Say how many lines hold the string "шлюбу"; please write nothing but the number.

---------- Information given ----------

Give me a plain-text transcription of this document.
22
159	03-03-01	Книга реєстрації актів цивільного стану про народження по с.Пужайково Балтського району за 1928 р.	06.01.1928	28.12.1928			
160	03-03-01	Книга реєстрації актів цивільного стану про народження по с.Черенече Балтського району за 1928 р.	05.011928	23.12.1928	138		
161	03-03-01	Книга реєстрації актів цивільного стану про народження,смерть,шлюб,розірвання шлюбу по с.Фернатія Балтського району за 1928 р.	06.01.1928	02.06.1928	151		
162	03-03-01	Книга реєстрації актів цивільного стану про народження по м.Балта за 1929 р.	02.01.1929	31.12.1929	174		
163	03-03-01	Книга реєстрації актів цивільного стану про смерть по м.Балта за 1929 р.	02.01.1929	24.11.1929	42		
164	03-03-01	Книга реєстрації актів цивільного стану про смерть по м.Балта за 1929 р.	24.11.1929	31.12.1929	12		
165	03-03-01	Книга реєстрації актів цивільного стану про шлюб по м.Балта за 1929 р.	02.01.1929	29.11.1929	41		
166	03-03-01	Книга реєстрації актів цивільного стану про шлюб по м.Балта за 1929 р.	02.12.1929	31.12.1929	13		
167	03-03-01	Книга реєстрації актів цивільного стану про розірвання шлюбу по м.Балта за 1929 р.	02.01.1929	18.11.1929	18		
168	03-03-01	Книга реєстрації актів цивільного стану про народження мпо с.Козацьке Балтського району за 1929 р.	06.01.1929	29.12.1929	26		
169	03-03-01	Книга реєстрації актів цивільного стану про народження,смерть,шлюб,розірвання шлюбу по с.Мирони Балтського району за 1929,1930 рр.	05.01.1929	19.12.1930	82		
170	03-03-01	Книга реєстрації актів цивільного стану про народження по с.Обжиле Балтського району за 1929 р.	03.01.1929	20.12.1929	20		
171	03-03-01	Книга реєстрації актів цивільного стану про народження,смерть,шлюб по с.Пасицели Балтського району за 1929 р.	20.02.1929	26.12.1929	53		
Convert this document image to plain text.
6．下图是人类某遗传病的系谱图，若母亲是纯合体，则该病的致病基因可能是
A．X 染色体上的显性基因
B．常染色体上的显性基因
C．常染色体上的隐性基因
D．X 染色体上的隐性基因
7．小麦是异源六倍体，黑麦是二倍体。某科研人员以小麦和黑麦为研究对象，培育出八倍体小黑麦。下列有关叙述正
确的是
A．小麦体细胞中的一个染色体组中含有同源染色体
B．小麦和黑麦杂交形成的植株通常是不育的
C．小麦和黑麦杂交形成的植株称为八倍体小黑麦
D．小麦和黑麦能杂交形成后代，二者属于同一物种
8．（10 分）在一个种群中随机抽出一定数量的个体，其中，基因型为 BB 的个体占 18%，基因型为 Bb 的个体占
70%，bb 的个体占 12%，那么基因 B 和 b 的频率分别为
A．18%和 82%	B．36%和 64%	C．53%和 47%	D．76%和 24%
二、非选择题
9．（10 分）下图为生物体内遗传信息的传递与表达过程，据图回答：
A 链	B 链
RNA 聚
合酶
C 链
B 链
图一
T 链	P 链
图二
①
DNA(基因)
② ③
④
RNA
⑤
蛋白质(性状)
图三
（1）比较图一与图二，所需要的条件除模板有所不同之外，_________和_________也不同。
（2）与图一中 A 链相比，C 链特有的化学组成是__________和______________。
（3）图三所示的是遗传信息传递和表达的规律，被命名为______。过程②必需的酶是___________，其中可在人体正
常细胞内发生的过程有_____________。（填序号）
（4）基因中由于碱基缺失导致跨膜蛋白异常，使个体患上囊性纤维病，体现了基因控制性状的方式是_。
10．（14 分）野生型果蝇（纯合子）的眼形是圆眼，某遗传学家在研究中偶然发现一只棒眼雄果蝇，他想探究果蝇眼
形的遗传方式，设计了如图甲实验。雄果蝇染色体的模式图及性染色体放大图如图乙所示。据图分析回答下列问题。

----------

▶ **Result for this exercise**
3